What you need to do: List all lines in the material below that contain "icon".

Excerpted data:
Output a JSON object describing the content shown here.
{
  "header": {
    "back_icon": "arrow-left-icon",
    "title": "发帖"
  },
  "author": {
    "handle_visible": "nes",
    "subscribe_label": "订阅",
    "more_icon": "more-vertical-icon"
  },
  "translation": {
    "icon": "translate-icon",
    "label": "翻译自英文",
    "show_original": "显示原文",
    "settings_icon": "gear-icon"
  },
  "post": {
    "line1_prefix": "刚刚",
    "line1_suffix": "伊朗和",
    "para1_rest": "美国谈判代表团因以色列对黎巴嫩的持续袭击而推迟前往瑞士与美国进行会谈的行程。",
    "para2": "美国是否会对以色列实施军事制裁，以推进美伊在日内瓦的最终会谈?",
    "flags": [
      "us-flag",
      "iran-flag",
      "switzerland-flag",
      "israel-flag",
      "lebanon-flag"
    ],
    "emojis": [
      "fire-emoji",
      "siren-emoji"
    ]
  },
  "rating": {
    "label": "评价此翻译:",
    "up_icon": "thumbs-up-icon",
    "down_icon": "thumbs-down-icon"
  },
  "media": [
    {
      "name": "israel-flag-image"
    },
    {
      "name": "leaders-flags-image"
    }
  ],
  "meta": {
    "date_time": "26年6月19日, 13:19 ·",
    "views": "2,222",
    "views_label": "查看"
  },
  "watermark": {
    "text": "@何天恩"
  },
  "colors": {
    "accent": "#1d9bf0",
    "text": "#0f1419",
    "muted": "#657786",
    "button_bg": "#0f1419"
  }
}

Task output:
    "back_icon": "arrow-left-icon",
    "more_icon": "more-vertical-icon"
    "icon": "translate-icon",
    "settings_icon": "gear-icon"
    "up_icon": "thumbs-up-icon",
    "down_icon": "thumbs-down-icon"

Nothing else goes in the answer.